_Goal of the exercise_. Give the entries again, word for word.

_Task input_.
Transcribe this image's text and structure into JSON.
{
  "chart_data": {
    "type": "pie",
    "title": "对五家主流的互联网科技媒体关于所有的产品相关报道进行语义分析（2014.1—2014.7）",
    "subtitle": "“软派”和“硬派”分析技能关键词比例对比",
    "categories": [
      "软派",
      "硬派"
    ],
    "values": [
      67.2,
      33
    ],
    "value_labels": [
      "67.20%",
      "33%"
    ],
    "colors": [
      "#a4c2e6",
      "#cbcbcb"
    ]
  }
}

_Task answer_.
Transcribe this image's text and structure into JSON.
{
  "chart_data": {
    "type": "pie",
    "title": "对五家主流的互联网科技媒体关于所有的产品相关报道进行语义分析（2014.1—2014.7）",
    "subtitle": "“软派”和“硬派”分析技能关键词比例对比",
    "categories": [
      "软派",
      "硬派"
    ],
    "values": [
      67.2,
      33
    ],
    "value_labels": [
      "67.20%",
      "33%"
    ],
    "colors": [
      "#a4c2e6",
      "#cbcbcb"
    ]
  }
}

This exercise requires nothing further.